## Work to complete
Each entry below should be written out exactly as it is, with no pictures.

---------- Stored rows ----------

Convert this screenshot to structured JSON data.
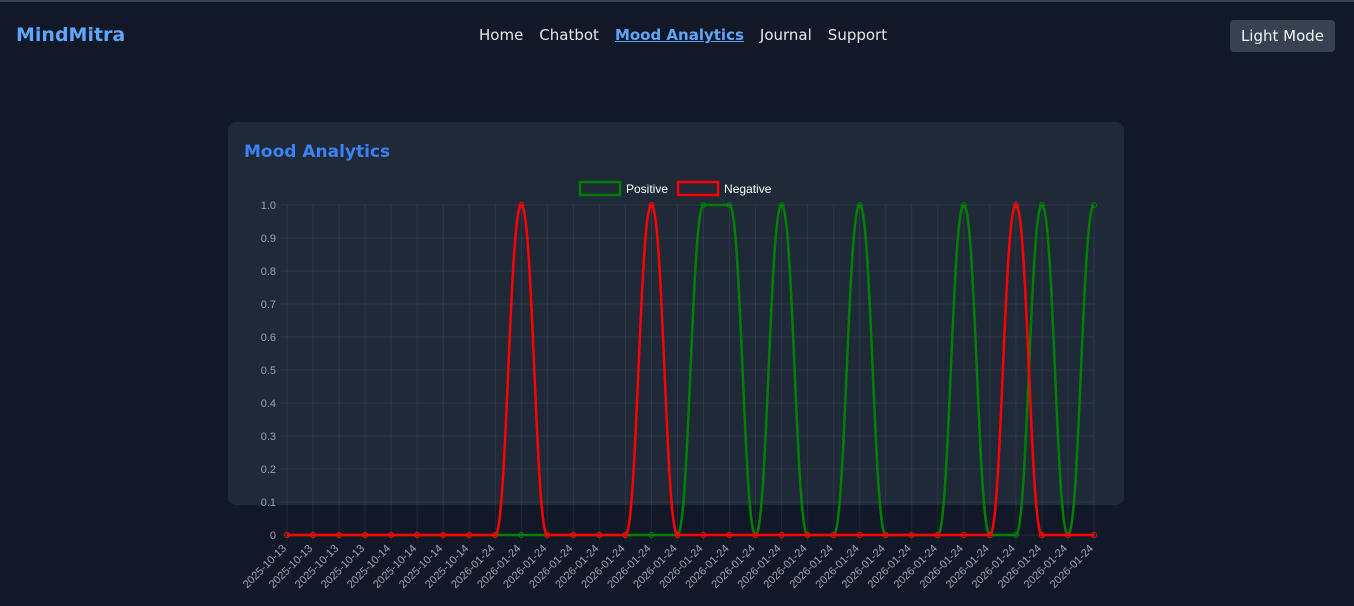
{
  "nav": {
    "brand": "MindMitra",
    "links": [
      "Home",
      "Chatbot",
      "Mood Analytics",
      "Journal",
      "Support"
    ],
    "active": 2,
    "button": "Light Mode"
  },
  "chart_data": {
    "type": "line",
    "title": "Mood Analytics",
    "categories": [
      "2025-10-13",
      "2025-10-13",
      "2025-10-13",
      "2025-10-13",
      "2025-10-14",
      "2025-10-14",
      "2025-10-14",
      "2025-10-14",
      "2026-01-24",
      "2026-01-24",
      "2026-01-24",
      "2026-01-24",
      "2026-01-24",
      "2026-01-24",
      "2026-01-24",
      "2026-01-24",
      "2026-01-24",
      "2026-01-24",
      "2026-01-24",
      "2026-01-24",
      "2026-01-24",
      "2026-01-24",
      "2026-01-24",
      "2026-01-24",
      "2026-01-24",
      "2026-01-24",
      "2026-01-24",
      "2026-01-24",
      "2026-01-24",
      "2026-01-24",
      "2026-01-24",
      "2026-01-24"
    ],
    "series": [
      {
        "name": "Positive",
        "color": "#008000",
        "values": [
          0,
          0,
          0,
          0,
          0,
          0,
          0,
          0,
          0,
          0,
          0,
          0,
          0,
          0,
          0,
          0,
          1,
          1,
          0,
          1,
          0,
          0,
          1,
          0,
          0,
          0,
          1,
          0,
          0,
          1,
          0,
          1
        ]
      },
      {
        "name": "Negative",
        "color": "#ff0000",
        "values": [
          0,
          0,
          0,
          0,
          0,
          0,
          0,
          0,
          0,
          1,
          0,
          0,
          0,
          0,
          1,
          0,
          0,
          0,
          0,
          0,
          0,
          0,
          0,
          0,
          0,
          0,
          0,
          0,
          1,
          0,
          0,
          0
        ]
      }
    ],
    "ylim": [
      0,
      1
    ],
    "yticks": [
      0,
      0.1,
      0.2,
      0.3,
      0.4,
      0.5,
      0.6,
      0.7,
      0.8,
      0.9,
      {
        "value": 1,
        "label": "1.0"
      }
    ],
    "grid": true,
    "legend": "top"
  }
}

----------

## Finished exercise
Convert this screenshot to structured JSON data.
{
  "nav": {
    "brand": "MindMitra",
    "links": [
      "Home",
      "Chatbot",
      "Mood Analytics",
      "Journal",
      "Support"
    ],
    "active": 2,
    "button": "Light Mode"
  },
  "chart_data": {
    "type": "line",
    "title": "Mood Analytics",
    "categories": [
      "2025-10-13",
      "2025-10-13",
      "2025-10-13",
      "2025-10-13",
      "2025-10-14",
      "2025-10-14",
      "2025-10-14",
      "2025-10-14",
      "2026-01-24",
      "2026-01-24",
      "2026-01-24",
      "2026-01-24",
      "2026-01-24",
      "2026-01-24",
      "2026-01-24",
      "2026-01-24",
      "2026-01-24",
      "2026-01-24",
      "2026-01-24",
      "2026-01-24",
      "2026-01-24",
      "2026-01-24",
      "2026-01-24",
      "2026-01-24",
      "2026-01-24",
      "2026-01-24",
      "2026-01-24",
      "2026-01-24",
      "2026-01-24",
      "2026-01-24",
      "2026-01-24",
      "2026-01-24"
    ],
    "series": [
      {
        "name": "Positive",
        "color": "#008000",
        "values": [
          0,
          0,
          0,
          0,
          0,
          0,
          0,
          0,
          0,
          0,
          0,
          0,
          0,
          0,
          0,
          0,
          1,
          1,
          0,
          1,
          0,
          0,
          1,
          0,
          0,
          0,
          1,
          0,
          0,
          1,
          0,
          1
        ]
      },
      {
        "name": "Negative",
        "color": "#ff0000",
        "values": [
          0,
          0,
          0,
          0,
          0,
          0,
          0,
          0,
          0,
          1,
          0,
          0,
          0,
          0,
          1,
          0,
          0,
          0,
          0,
          0,
          0,
          0,
          0,
          0,
          0,
          0,
          0,
          0,
          1,
          0,
          0,
          0
        ]
      }
    ],
    "ylim": [
      0,
      1
    ],
    "yticks": [
      0,
      0.1,
      0.2,
      0.3,
      0.4,
      0.5,
      0.6,
      0.7,
      0.8,
      0.9,
      {
        "value": 1,
        "label": "1.0"
      }
    ],
    "grid": true,
    "legend": "top"
  }
}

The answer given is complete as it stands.